■ Given exercise: Scan the records below. List lines holding "title".

— start of Input —

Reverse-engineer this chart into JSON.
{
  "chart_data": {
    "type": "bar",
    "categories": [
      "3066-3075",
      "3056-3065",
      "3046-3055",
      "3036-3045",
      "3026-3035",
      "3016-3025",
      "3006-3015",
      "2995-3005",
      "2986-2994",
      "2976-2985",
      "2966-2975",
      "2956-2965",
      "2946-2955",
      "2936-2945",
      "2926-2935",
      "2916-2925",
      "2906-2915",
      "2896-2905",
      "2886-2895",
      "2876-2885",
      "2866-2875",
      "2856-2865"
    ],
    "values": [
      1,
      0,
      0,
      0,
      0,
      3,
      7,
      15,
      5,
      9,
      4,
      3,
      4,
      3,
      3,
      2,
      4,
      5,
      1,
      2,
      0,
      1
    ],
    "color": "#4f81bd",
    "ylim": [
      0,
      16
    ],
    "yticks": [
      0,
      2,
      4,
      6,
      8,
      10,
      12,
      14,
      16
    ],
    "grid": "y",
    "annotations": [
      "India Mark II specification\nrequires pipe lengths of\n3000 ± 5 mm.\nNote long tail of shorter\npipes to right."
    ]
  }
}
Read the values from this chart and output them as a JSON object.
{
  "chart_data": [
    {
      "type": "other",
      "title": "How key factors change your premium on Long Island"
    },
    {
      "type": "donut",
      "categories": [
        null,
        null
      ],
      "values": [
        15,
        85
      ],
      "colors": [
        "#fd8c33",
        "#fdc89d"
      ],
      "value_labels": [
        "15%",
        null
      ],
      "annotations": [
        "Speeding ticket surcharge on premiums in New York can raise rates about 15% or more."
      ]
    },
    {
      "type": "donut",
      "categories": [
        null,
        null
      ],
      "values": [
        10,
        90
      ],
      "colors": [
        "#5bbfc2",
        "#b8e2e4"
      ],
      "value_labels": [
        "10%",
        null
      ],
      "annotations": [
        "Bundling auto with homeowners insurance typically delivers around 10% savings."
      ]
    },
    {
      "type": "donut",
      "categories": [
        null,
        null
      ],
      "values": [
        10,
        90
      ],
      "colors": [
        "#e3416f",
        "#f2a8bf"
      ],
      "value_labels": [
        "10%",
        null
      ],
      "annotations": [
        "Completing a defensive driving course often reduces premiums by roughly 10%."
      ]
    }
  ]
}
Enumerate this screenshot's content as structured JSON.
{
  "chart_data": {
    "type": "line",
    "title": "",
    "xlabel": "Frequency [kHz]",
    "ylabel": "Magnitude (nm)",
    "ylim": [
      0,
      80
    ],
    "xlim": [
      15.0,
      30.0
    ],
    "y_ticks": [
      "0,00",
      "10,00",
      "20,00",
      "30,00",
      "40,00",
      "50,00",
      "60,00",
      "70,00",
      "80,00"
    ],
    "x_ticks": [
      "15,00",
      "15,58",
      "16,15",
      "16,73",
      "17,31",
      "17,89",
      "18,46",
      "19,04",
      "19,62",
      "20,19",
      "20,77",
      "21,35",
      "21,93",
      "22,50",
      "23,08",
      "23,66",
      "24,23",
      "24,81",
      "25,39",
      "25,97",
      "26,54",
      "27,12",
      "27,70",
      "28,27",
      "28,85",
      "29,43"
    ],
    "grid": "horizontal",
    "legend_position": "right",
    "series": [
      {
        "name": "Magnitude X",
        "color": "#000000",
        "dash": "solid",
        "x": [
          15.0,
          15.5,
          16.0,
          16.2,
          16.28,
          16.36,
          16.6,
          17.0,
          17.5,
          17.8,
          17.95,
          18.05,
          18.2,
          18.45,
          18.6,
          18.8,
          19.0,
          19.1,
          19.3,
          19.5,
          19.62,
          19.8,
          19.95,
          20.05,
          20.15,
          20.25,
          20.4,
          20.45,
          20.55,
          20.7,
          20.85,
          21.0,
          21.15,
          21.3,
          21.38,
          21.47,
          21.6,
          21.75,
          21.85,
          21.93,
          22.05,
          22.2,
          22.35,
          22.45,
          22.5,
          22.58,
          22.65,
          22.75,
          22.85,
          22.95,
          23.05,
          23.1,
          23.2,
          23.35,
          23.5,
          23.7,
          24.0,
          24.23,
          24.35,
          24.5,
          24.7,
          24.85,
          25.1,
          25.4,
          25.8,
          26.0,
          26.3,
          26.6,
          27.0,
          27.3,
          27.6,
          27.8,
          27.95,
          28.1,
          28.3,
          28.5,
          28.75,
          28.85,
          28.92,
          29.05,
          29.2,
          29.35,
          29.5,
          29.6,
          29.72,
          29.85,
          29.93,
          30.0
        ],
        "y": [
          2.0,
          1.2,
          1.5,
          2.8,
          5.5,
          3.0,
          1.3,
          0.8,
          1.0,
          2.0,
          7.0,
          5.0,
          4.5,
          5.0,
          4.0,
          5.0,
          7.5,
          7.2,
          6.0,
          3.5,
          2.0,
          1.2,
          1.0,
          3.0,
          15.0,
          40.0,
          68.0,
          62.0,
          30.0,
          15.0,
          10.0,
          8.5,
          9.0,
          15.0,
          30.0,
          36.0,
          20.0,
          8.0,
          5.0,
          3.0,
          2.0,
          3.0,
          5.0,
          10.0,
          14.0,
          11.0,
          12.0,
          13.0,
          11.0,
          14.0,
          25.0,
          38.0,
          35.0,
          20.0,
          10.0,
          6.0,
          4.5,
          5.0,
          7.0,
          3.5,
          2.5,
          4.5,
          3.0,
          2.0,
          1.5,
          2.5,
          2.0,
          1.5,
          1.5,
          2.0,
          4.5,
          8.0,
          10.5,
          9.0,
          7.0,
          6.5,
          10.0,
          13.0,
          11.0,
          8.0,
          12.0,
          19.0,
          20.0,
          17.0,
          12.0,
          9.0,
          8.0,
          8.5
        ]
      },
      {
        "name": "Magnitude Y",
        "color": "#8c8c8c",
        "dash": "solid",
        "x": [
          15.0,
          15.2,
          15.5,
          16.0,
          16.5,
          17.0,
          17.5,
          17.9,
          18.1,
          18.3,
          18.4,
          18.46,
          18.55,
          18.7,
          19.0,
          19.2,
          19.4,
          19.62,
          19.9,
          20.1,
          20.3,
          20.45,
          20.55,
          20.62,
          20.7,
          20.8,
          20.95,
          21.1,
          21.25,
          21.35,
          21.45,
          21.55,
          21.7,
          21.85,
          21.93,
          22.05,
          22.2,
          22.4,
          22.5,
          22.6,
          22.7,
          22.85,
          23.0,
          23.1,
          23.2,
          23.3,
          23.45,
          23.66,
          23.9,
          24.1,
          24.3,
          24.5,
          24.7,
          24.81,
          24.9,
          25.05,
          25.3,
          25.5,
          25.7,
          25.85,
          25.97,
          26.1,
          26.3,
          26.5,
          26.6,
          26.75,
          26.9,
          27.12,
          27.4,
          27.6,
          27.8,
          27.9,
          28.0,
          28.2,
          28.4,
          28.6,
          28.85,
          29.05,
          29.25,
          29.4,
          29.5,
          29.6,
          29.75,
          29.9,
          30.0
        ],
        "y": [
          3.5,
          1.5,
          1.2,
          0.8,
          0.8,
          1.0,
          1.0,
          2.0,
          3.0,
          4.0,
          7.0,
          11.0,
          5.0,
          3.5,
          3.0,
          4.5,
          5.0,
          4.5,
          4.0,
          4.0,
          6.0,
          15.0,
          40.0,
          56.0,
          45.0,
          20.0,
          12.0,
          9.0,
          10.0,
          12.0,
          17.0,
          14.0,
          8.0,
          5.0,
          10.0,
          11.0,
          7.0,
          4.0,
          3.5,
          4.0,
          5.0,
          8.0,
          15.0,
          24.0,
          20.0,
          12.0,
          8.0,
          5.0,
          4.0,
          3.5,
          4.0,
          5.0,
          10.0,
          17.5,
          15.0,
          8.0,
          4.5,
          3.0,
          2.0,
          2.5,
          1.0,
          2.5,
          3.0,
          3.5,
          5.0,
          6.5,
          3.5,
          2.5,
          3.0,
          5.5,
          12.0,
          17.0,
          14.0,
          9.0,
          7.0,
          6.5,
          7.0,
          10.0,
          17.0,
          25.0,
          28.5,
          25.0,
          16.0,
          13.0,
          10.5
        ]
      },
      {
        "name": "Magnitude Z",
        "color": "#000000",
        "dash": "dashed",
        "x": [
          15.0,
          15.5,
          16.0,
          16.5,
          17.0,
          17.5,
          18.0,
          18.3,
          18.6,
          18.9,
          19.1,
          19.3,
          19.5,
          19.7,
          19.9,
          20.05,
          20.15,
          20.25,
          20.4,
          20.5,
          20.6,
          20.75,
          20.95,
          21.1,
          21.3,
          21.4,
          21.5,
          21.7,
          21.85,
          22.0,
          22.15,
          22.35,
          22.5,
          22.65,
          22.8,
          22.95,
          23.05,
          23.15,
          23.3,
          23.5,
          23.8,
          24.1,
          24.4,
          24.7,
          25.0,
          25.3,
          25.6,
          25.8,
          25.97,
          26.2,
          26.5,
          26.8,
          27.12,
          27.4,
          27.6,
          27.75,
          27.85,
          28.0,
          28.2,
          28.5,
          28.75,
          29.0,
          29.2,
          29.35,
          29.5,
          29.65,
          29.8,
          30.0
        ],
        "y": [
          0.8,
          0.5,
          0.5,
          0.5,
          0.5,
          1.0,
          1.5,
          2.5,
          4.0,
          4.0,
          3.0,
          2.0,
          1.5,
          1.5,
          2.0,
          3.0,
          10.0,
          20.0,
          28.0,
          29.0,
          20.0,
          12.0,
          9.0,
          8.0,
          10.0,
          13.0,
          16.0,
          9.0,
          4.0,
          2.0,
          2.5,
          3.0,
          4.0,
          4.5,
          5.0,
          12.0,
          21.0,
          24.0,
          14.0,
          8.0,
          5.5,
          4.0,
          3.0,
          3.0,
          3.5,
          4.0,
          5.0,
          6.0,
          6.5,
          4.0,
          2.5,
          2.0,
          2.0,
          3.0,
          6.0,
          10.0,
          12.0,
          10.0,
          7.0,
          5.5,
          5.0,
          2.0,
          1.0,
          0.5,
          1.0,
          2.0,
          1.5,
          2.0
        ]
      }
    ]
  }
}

— end of Input —

■ Task output:
      "title": "How key factors change your premium on Long Island"
    "title": "",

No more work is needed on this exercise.